◆ PROBLEM DESCRIPTION ◆
Print out every record exactly as it appears.

◆ DATA SUPPLIED ◆

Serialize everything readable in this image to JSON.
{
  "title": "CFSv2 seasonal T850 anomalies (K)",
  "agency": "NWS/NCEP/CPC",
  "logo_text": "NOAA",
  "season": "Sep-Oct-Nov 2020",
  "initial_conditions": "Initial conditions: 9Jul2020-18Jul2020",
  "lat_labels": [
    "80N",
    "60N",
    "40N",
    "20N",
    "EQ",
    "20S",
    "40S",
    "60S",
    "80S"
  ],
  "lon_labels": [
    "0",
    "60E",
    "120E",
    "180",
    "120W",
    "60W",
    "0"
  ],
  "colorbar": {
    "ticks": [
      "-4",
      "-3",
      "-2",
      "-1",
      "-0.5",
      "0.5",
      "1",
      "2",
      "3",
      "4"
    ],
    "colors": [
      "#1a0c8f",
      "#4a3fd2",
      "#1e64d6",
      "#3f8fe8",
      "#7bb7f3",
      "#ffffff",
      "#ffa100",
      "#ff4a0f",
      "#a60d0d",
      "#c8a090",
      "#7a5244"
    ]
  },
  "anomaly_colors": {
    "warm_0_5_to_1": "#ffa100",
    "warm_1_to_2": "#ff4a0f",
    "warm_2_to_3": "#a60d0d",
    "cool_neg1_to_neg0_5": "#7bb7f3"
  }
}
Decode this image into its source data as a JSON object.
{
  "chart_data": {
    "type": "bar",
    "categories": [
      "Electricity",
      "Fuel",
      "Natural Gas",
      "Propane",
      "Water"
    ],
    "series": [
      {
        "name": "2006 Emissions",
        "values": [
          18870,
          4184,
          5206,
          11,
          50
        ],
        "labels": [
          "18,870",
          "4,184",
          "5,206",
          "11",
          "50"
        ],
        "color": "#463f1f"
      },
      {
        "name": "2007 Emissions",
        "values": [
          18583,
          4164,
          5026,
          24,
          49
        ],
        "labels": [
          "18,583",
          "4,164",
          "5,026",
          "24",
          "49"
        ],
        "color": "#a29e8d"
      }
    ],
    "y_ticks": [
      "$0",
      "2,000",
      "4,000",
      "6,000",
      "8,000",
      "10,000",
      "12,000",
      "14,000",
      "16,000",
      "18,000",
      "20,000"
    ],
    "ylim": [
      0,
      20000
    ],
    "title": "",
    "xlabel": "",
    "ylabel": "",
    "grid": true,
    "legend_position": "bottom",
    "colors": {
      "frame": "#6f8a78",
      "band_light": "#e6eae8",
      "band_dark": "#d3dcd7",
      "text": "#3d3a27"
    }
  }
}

◆ ANSWER TO THIS PROBLEM ◆
Serialize everything readable in this image to JSON.
{
  "title": "CFSv2 seasonal T850 anomalies (K)",
  "agency": "NWS/NCEP/CPC",
  "logo_text": "NOAA",
  "season": "Sep-Oct-Nov 2020",
  "initial_conditions": "Initial conditions: 9Jul2020-18Jul2020",
  "lat_labels": [
    "80N",
    "60N",
    "40N",
    "20N",
    "EQ",
    "20S",
    "40S",
    "60S",
    "80S"
  ],
  "lon_labels": [
    "0",
    "60E",
    "120E",
    "180",
    "120W",
    "60W",
    "0"
  ],
  "colorbar": {
    "ticks": [
      "-4",
      "-3",
      "-2",
      "-1",
      "-0.5",
      "0.5",
      "1",
      "2",
      "3",
      "4"
    ],
    "colors": [
      "#1a0c8f",
      "#4a3fd2",
      "#1e64d6",
      "#3f8fe8",
      "#7bb7f3",
      "#ffffff",
      "#ffa100",
      "#ff4a0f",
      "#a60d0d",
      "#c8a090",
      "#7a5244"
    ]
  },
  "anomaly_colors": {
    "warm_0_5_to_1": "#ffa100",
    "warm_1_to_2": "#ff4a0f",
    "warm_2_to_3": "#a60d0d",
    "cool_neg1_to_neg0_5": "#7bb7f3"
  }
}
Decode this image into its source data as a JSON object.
{
  "chart_data": {
    "type": "bar",
    "categories": [
      "Electricity",
      "Fuel",
      "Natural Gas",
      "Propane",
      "Water"
    ],
    "series": [
      {
        "name": "2006 Emissions",
        "values": [
          18870,
          4184,
          5206,
          11,
          50
        ],
        "labels": [
          "18,870",
          "4,184",
          "5,206",
          "11",
          "50"
        ],
        "color": "#463f1f"
      },
      {
        "name": "2007 Emissions",
        "values": [
          18583,
          4164,
          5026,
          24,
          49
        ],
        "labels": [
          "18,583",
          "4,164",
          "5,026",
          "24",
          "49"
        ],
        "color": "#a29e8d"
      }
    ],
    "y_ticks": [
      "$0",
      "2,000",
      "4,000",
      "6,000",
      "8,000",
      "10,000",
      "12,000",
      "14,000",
      "16,000",
      "18,000",
      "20,000"
    ],
    "ylim": [
      0,
      20000
    ],
    "title": "",
    "xlabel": "",
    "ylabel": "",
    "grid": true,
    "legend_position": "bottom",
    "colors": {
      "frame": "#6f8a78",
      "band_light": "#e6eae8",
      "band_dark": "#d3dcd7",
      "text": "#3d3a27"
    }
  }
}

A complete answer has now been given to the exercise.